__Goal__.
Spot each line that carries the word "data"; copy those lines.

__Given entries__.

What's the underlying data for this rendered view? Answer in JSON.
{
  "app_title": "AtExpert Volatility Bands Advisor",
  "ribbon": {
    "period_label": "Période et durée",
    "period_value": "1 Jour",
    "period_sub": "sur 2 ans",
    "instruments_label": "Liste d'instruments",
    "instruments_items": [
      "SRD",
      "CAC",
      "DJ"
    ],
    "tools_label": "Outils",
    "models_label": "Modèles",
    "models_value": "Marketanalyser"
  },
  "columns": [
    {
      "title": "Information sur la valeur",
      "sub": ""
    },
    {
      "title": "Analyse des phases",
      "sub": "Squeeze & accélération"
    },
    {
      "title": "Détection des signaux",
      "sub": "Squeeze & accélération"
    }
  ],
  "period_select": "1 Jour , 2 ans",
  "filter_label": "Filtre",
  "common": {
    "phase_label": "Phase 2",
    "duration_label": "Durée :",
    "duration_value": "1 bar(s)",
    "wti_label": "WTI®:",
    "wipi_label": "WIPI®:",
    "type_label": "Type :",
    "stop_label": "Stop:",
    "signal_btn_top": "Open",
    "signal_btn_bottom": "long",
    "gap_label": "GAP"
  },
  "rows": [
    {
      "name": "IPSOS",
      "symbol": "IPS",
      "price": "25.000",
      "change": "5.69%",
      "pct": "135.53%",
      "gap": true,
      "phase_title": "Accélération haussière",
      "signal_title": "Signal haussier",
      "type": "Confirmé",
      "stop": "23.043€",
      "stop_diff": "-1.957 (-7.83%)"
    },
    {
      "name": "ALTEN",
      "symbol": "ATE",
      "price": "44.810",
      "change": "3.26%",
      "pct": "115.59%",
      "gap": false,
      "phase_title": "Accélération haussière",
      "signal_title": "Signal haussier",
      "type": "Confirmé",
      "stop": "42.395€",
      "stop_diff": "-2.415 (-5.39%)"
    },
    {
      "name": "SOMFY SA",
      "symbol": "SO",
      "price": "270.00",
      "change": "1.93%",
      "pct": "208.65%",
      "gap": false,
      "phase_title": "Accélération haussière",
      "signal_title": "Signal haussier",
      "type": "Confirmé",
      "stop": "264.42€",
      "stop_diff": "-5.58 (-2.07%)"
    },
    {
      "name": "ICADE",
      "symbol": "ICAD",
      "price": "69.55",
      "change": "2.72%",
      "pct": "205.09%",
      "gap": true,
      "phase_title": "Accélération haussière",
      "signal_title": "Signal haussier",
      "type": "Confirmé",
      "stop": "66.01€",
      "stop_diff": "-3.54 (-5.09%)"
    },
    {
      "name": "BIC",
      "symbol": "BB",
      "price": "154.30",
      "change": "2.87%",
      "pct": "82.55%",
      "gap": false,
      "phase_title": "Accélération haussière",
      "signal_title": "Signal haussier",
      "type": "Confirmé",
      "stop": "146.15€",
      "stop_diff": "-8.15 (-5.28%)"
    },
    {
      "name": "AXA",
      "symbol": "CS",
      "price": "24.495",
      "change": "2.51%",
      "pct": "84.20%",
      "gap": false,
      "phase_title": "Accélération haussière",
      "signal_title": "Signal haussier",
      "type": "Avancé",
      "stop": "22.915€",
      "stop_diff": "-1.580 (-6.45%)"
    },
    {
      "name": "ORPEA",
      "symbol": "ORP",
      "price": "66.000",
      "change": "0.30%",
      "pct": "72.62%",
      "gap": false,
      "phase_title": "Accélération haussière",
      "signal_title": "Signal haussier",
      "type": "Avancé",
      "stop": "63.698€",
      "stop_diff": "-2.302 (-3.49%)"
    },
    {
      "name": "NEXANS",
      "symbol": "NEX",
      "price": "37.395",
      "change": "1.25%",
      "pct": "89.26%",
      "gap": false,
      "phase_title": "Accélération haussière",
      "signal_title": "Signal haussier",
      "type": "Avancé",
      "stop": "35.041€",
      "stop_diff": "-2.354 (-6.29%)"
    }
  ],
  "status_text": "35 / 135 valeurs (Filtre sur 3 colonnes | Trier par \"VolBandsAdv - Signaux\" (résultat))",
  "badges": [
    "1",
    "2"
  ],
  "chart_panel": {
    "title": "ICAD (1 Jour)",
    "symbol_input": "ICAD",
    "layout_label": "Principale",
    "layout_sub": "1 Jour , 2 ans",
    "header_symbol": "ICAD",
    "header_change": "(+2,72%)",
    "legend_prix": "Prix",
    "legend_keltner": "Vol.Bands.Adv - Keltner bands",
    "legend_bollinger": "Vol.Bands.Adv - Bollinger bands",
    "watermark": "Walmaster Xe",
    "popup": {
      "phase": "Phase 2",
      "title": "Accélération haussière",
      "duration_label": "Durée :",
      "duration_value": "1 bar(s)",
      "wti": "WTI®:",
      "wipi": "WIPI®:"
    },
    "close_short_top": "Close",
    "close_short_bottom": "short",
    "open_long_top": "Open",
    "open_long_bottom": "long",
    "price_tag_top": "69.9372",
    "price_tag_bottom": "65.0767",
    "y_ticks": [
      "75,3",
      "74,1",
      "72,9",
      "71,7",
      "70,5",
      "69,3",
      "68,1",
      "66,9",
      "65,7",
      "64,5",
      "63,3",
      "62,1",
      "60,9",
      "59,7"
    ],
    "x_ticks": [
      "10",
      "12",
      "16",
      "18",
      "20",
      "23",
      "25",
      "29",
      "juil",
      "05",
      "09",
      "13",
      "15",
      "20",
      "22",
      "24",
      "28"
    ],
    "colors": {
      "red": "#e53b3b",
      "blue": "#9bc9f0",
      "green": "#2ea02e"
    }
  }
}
---
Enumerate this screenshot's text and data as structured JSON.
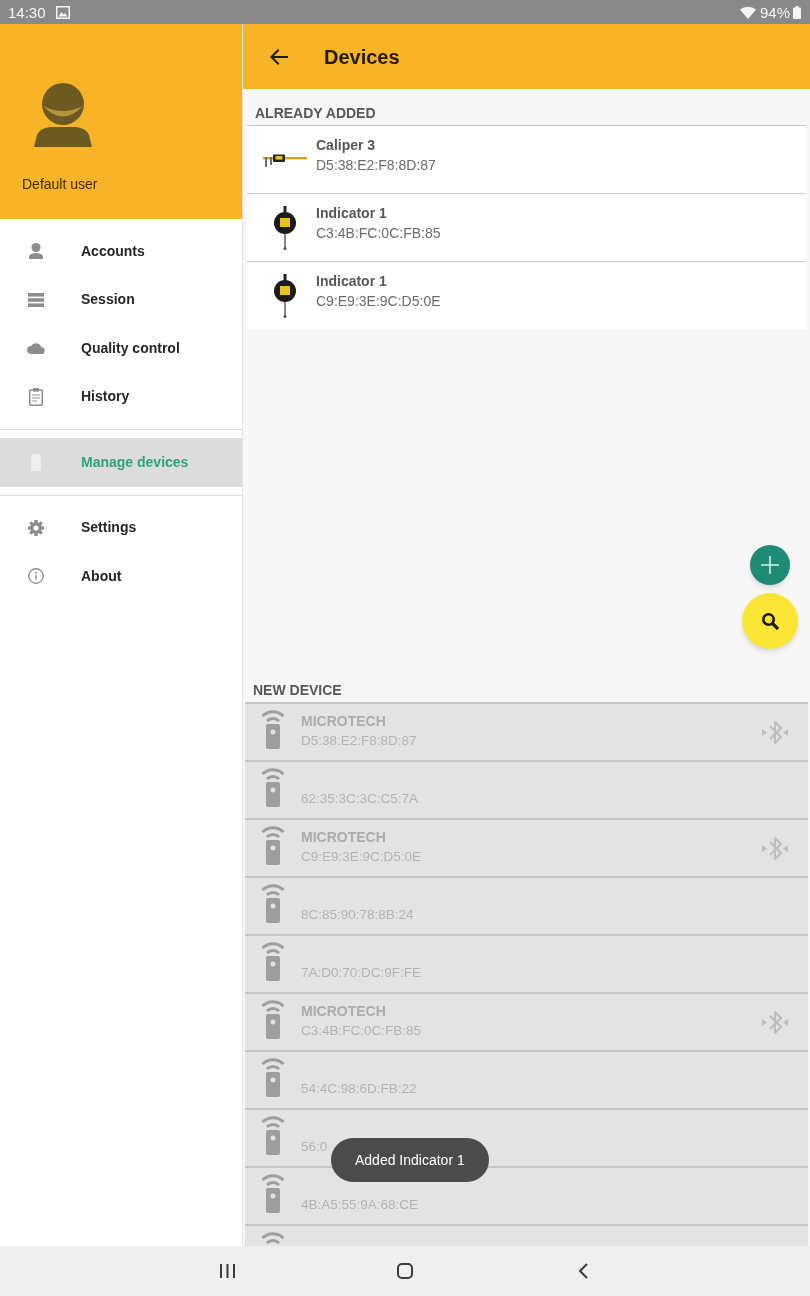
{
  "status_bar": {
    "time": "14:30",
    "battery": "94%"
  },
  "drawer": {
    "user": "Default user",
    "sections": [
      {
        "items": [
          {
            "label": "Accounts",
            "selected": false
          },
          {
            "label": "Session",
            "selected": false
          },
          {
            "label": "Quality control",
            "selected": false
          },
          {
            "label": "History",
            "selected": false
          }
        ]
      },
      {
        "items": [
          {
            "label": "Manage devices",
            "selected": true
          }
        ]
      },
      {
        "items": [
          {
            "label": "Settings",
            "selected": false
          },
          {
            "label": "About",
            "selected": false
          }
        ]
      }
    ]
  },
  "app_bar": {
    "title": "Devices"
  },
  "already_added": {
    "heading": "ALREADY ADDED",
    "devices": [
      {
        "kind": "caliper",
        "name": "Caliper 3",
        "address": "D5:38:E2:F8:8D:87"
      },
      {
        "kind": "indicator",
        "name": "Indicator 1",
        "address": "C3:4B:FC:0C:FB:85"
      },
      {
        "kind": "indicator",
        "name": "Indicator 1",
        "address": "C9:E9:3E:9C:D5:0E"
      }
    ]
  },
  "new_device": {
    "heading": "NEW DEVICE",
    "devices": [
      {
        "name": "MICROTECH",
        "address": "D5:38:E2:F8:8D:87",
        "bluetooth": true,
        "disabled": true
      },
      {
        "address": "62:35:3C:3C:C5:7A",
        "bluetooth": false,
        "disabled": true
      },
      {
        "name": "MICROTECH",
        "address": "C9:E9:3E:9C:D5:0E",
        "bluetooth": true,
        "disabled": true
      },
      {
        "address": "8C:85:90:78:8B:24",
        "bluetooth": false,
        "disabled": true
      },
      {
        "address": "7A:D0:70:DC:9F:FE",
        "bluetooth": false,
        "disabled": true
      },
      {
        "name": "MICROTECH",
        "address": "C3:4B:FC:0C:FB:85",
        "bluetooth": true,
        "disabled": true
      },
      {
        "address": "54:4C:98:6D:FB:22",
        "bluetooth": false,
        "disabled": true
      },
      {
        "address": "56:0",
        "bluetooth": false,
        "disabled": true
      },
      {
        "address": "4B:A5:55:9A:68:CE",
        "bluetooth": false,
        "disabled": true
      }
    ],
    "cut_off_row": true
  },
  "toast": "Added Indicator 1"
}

__Result__.
What's the underlying data for this rendered view? Answer in JSON.
Enumerate this screenshot's text and data as structured JSON.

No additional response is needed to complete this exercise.